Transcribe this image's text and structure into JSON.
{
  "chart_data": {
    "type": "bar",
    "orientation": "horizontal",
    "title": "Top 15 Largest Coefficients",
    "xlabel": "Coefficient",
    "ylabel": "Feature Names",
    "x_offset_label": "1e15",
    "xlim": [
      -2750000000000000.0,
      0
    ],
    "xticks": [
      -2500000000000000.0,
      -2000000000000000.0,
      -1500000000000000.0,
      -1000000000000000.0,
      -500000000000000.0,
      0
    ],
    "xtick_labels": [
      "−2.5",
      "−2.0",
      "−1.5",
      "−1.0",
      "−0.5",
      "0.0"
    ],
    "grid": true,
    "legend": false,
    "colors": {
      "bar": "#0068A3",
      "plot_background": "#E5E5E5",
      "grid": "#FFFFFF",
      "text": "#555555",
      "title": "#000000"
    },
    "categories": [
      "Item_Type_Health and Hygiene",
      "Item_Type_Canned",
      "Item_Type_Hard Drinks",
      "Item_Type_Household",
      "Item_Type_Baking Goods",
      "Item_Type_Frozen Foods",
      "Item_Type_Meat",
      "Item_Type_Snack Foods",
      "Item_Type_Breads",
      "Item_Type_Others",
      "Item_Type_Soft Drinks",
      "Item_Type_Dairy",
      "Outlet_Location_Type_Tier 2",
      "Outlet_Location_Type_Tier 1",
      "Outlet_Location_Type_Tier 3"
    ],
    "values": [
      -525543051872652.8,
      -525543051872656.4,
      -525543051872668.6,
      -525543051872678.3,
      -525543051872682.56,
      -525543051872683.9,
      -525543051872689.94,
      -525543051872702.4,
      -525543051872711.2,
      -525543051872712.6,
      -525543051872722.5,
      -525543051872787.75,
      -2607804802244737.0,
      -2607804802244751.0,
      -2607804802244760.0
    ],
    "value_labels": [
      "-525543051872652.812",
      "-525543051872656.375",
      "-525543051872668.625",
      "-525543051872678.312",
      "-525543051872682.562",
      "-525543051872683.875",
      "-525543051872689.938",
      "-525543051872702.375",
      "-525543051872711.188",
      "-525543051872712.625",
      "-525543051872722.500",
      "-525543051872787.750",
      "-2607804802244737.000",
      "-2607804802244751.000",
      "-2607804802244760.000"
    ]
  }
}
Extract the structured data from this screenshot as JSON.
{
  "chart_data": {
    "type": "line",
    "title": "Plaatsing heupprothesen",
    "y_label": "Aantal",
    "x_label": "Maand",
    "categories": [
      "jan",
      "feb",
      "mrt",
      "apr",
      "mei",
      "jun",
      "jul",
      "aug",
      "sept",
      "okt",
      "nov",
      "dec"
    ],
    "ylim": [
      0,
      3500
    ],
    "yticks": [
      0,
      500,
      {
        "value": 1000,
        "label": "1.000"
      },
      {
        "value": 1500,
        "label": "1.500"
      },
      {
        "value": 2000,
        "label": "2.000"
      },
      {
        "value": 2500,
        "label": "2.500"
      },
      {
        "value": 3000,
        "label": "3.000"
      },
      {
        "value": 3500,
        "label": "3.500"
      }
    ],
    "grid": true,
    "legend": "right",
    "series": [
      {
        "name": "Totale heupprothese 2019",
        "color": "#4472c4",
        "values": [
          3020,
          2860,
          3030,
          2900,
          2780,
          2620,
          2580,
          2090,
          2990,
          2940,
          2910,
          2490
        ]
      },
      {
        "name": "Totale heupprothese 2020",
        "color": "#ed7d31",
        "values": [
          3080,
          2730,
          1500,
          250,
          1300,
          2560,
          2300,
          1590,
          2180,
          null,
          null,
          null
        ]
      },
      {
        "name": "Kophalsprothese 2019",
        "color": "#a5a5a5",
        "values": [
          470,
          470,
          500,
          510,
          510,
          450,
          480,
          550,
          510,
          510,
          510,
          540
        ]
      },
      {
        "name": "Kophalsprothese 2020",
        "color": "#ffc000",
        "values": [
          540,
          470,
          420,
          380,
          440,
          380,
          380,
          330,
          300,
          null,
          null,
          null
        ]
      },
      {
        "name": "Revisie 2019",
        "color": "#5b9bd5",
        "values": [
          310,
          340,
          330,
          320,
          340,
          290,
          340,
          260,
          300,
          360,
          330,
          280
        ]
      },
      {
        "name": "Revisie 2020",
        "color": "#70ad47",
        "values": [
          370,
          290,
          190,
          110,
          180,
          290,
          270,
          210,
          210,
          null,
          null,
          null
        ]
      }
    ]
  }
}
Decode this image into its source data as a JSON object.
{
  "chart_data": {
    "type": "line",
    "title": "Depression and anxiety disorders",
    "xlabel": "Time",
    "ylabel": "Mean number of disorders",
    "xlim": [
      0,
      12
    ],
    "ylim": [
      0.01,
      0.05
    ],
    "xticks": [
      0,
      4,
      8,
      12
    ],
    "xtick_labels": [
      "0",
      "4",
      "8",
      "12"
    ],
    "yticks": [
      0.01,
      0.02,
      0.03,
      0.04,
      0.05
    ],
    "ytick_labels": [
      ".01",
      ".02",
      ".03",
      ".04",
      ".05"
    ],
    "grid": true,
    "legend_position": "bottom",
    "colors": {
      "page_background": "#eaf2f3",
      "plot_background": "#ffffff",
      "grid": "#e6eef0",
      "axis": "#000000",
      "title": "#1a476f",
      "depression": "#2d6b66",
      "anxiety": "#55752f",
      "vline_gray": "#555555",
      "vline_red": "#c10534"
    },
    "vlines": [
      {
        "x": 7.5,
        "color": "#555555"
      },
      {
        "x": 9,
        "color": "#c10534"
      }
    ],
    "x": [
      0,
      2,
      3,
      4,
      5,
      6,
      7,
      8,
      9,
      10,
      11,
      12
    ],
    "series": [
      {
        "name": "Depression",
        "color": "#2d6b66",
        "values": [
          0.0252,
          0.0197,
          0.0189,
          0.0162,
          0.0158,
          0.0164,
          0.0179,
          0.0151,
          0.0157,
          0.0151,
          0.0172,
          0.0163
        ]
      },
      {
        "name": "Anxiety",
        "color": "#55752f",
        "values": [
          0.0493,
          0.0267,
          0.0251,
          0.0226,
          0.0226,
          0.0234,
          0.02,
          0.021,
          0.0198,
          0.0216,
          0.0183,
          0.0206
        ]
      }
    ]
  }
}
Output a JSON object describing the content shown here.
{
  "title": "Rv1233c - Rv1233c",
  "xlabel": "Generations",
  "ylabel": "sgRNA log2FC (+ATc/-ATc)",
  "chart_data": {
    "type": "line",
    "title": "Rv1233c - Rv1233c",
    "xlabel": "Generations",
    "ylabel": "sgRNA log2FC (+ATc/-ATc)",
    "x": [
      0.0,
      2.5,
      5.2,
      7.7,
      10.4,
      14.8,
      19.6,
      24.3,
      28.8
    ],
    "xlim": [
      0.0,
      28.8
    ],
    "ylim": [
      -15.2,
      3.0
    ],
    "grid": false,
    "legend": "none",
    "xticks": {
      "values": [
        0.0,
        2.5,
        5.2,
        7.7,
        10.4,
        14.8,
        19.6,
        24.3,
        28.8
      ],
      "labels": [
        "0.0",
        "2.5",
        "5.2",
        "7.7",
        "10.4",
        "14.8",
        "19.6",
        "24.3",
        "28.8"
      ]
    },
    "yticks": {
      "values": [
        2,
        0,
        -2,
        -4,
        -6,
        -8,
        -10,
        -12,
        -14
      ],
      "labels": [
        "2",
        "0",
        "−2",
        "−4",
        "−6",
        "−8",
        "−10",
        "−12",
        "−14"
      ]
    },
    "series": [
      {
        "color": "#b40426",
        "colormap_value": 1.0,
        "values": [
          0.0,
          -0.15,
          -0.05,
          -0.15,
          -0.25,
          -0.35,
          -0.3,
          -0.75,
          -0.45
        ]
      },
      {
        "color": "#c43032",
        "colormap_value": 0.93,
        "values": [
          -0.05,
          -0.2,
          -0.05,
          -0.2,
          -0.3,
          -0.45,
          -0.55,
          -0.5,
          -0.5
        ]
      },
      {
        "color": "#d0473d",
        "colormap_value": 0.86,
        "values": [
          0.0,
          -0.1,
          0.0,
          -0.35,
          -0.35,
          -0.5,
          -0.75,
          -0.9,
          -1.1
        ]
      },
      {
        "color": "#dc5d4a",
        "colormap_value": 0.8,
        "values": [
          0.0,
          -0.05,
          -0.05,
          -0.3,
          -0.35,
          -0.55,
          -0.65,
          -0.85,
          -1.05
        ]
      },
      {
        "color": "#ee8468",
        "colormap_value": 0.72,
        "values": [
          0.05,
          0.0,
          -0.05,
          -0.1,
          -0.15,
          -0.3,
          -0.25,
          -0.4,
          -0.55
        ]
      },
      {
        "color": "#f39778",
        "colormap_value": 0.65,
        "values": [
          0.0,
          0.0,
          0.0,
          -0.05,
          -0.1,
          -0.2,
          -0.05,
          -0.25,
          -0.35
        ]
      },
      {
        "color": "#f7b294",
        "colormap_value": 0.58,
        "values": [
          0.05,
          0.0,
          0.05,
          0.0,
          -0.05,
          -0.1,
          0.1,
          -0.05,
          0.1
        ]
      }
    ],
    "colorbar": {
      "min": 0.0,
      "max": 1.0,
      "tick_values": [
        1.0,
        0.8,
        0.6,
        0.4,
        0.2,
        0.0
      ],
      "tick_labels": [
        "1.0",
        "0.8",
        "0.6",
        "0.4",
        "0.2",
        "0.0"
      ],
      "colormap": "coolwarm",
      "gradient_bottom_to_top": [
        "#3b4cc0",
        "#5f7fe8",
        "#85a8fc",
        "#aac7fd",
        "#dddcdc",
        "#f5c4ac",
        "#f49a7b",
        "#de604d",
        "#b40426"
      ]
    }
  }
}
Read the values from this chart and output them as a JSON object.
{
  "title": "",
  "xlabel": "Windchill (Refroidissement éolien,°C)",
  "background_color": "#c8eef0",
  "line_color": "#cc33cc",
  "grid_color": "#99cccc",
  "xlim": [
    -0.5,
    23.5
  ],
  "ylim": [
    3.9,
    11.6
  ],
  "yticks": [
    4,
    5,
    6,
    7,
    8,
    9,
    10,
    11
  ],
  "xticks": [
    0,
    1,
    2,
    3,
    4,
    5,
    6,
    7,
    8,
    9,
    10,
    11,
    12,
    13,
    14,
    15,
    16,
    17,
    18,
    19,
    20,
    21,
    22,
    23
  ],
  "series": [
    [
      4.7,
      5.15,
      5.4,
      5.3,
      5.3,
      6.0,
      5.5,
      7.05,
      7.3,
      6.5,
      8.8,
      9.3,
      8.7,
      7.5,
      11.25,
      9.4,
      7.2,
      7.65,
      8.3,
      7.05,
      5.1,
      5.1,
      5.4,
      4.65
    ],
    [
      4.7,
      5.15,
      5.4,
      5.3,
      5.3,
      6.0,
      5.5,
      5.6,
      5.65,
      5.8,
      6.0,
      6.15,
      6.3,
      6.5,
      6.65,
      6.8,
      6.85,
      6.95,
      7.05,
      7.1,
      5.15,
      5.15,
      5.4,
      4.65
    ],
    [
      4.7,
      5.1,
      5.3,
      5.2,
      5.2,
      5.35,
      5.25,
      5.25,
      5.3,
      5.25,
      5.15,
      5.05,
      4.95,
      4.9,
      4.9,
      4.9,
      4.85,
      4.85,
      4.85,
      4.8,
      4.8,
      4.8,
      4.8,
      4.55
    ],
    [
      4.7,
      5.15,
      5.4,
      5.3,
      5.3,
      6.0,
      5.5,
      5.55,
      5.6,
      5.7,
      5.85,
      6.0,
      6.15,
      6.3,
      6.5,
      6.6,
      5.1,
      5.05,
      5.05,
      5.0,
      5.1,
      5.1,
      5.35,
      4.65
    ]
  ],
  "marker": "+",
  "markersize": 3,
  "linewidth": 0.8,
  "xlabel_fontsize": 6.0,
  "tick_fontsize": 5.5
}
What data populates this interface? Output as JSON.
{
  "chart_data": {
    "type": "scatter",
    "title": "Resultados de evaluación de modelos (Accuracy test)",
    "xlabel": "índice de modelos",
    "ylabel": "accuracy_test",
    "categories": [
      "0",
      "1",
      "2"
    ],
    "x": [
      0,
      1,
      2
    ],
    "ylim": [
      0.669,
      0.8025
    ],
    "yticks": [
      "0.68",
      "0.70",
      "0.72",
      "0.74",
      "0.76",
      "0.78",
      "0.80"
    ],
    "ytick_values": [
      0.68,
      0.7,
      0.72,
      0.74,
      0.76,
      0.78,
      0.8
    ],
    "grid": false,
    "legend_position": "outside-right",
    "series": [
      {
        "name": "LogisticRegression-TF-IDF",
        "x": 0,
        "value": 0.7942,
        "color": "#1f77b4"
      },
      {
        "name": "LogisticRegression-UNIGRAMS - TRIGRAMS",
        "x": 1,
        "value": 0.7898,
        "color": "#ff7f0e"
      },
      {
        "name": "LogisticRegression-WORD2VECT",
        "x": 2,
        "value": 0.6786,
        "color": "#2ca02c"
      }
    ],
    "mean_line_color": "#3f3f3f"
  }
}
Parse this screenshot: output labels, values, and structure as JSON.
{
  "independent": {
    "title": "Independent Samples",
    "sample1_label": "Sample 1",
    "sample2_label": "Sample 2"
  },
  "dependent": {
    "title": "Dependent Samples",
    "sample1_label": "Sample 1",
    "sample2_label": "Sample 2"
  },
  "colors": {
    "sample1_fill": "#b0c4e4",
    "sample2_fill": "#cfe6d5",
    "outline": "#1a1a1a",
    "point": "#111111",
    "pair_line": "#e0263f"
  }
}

----

CHALLENGE: Going through the data, tally the lines containing "JSON" and report only the result.

TASK RESPONSE: 7